#### Brief
Quote the line containing "Give me a plain-text" and all lines that follow it in the listing below, exactly as written.

________________________

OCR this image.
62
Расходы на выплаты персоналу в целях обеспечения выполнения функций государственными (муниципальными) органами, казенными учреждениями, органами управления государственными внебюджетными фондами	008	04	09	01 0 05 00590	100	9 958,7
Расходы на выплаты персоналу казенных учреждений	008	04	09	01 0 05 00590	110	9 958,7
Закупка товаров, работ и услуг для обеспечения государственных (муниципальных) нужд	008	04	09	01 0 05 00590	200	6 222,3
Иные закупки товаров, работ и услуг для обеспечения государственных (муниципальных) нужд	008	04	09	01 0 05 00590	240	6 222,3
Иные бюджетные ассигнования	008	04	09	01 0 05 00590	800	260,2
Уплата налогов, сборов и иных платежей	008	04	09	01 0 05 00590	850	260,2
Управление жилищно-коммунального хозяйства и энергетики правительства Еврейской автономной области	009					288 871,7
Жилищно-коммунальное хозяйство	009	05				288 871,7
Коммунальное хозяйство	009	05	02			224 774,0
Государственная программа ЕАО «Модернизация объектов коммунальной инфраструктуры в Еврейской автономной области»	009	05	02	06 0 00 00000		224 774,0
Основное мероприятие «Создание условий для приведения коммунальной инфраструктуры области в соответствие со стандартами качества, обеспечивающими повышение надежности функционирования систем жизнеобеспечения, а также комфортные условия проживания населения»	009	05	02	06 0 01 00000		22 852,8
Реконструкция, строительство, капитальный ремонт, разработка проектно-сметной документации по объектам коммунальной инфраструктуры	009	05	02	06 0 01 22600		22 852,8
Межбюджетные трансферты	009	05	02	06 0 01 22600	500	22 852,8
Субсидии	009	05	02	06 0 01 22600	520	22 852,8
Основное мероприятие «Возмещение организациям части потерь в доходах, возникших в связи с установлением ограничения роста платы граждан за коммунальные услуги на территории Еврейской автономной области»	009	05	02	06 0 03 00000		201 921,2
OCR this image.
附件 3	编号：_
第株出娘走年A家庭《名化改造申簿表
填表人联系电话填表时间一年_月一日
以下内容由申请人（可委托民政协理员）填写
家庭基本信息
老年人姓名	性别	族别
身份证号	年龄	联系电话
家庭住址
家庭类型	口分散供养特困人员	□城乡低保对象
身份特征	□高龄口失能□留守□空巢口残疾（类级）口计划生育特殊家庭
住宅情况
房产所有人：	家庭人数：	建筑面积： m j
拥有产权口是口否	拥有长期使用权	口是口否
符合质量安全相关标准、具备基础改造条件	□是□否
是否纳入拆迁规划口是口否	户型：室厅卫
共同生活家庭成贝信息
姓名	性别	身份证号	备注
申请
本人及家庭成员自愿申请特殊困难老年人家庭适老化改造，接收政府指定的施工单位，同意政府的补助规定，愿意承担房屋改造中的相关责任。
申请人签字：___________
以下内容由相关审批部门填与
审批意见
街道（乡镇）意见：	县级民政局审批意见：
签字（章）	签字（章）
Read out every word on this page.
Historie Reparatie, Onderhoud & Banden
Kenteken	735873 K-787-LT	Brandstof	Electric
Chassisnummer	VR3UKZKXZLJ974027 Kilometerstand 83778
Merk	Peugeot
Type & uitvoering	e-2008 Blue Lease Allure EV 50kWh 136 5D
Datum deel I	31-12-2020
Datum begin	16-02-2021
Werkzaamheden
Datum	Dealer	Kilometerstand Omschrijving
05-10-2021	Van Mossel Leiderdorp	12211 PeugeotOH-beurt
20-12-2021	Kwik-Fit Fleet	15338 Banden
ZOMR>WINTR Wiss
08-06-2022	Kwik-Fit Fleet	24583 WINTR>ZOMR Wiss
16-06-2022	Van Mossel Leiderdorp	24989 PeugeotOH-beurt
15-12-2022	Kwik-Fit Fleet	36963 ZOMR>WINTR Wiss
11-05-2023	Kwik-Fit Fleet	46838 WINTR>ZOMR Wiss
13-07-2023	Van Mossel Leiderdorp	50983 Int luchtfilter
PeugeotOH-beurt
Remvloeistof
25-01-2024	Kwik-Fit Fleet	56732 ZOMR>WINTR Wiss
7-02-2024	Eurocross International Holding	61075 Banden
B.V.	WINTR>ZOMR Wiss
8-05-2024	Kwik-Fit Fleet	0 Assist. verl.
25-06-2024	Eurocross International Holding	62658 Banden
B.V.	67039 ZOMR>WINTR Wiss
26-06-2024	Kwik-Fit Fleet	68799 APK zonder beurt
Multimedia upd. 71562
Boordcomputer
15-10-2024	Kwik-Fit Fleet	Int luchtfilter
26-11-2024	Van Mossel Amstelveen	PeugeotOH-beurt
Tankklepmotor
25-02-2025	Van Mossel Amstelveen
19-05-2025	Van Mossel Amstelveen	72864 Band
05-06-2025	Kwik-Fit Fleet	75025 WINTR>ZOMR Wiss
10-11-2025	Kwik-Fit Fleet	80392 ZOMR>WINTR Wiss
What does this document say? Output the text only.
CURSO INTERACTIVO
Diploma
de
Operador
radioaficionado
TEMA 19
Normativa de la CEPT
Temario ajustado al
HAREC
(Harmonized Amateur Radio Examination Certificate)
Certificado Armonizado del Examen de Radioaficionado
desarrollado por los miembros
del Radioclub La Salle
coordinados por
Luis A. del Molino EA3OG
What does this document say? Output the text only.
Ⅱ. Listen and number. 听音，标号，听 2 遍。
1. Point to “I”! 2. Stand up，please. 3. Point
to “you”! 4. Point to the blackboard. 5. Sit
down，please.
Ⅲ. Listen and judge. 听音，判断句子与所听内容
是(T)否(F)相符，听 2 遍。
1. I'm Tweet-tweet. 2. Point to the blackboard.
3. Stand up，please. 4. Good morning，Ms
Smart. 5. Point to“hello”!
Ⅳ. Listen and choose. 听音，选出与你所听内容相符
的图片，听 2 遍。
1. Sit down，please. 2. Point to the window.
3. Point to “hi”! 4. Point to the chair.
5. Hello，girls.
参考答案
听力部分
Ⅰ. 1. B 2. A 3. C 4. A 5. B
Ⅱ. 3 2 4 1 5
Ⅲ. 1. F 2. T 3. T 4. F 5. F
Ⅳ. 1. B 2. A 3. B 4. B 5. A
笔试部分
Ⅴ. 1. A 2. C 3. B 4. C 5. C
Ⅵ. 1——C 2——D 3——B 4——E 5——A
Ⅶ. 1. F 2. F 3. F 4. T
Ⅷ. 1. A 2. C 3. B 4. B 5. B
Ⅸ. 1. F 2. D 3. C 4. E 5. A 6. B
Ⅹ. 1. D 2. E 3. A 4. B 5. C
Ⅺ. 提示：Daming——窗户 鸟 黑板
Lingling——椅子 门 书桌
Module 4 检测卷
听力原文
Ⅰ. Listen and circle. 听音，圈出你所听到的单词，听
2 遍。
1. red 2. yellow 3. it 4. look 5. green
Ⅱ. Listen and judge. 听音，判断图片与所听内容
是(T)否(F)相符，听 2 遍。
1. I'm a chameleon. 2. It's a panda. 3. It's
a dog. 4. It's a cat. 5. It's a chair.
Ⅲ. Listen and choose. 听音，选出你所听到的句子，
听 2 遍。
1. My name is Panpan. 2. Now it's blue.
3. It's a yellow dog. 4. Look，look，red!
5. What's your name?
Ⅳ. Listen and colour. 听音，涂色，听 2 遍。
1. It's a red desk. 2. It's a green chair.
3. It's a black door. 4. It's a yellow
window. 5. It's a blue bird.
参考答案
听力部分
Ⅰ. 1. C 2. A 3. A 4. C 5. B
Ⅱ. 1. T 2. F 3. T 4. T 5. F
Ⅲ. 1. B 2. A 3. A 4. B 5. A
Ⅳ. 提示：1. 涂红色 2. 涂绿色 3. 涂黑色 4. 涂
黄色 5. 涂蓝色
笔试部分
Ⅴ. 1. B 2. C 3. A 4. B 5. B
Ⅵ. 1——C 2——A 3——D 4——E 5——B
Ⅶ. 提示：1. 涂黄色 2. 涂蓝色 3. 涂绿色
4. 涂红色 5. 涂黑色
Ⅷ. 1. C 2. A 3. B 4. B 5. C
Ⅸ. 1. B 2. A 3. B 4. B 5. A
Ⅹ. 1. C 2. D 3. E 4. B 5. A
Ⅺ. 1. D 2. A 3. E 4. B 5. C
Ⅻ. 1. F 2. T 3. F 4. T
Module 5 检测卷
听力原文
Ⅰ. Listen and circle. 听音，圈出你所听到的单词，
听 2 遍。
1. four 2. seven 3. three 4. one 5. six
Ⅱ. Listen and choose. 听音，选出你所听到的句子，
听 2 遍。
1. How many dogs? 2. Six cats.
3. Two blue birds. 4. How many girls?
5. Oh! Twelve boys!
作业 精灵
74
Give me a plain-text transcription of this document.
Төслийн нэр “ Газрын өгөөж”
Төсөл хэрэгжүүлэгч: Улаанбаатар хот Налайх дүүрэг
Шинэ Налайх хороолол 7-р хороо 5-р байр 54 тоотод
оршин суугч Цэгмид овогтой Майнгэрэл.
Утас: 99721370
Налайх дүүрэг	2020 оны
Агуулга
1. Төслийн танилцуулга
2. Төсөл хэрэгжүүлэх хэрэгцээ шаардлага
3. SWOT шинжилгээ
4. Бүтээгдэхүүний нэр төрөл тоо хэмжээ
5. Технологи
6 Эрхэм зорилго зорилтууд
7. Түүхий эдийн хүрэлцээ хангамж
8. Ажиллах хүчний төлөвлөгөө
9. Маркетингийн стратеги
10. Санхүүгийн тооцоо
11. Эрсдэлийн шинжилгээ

________________________

#### Finished exercise
Give me a plain-text transcription of this document.
Төслийн нэр “ Газрын өгөөж”
Төсөл хэрэгжүүлэгч: Улаанбаатар хот Налайх дүүрэг
Шинэ Налайх хороолол 7-р хороо 5-р байр 54 тоотод
оршин суугч Цэгмид овогтой Майнгэрэл.
Утас: 99721370
Налайх дүүрэг	2020 оны
Агуулга
1. Төслийн танилцуулга
2. Төсөл хэрэгжүүлэх хэрэгцээ шаардлага
3. SWOT шинжилгээ
4. Бүтээгдэхүүний нэр төрөл тоо хэмжээ
5. Технологи
6 Эрхэм зорилго зорилтууд
7. Түүхий эдийн хүрэлцээ хангамж
8. Ажиллах хүчний төлөвлөгөө
9. Маркетингийн стратеги
10. Санхүүгийн тооцоо
11. Эрсдэлийн шинжилгээ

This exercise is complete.